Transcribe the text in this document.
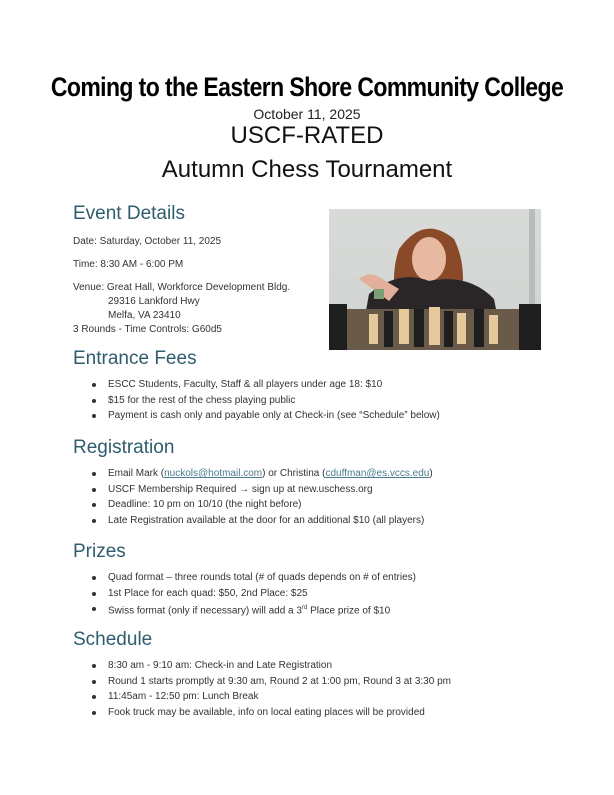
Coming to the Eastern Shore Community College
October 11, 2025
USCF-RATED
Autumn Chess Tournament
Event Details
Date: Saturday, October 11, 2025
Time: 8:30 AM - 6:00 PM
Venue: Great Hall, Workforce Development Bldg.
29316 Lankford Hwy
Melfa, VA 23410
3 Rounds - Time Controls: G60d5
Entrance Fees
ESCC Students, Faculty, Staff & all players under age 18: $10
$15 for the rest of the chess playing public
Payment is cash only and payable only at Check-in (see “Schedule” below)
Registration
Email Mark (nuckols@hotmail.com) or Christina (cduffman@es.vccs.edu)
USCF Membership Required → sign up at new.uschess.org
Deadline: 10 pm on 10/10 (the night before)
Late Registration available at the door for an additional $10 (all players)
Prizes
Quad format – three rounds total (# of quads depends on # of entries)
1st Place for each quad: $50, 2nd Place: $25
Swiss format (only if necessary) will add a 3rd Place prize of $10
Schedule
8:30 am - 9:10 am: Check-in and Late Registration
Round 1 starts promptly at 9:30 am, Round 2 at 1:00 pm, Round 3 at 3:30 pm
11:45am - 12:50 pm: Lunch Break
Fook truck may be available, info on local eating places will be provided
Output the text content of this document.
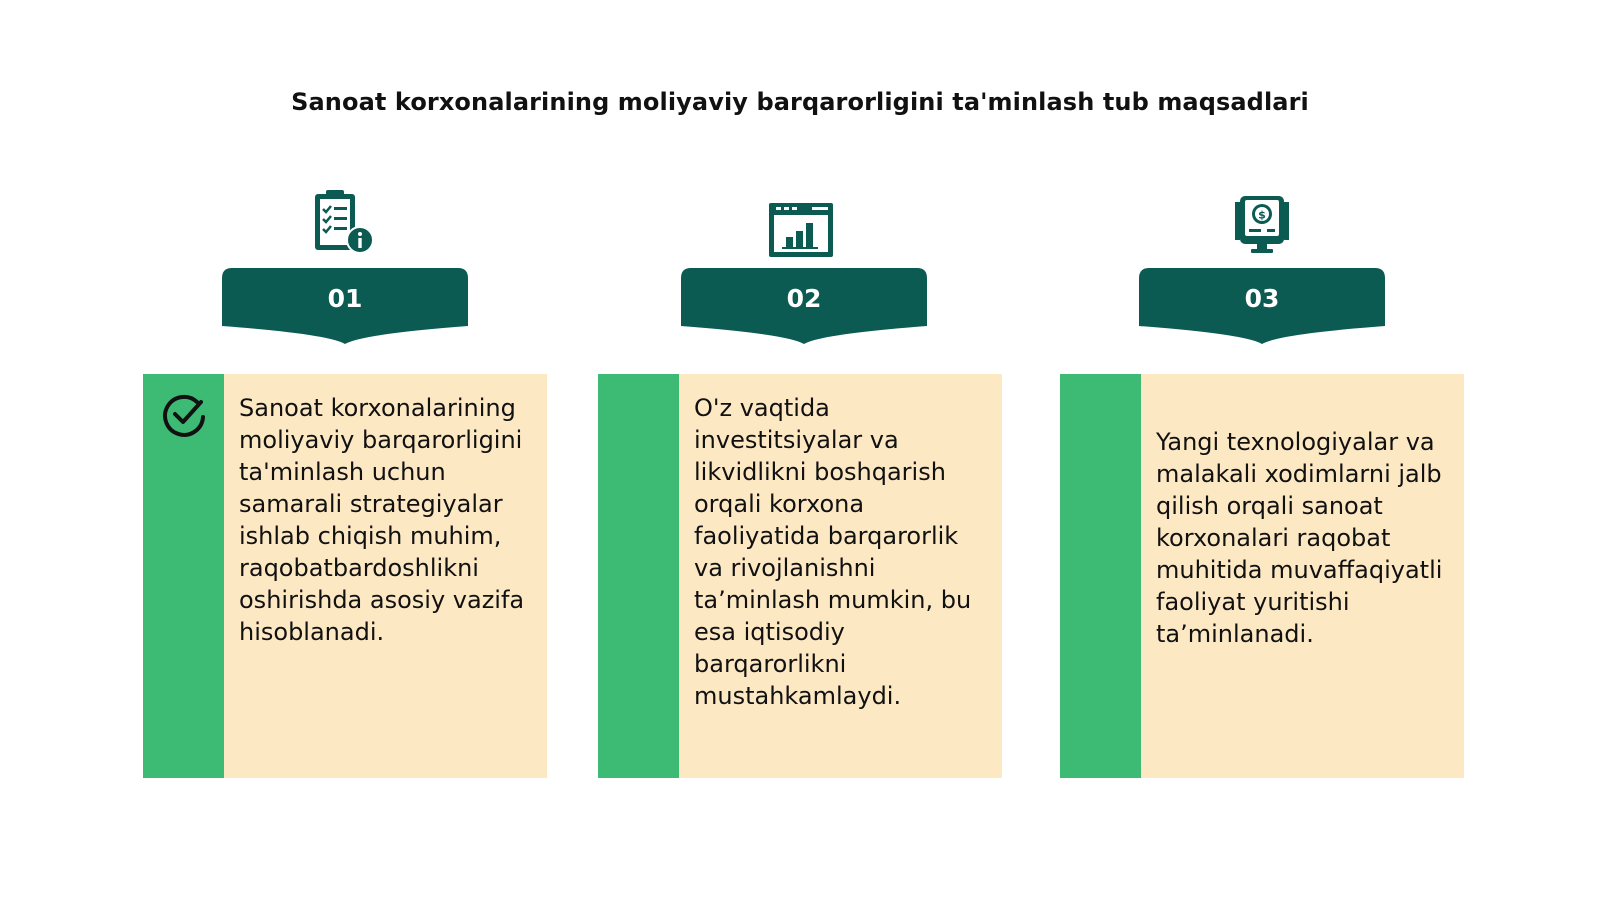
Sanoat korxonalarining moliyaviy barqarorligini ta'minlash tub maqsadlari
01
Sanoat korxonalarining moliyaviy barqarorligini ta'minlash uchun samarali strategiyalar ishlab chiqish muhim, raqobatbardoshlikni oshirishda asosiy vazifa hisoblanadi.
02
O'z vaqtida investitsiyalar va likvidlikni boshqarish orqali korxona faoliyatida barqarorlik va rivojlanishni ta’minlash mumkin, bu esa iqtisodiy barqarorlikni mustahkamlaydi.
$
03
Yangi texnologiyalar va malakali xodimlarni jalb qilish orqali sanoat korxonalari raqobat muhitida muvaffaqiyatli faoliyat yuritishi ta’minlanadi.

• • • • • • •

Task to complete:
Only the number is wanted: how many lines above include the word "minlash"?

Solution below:
3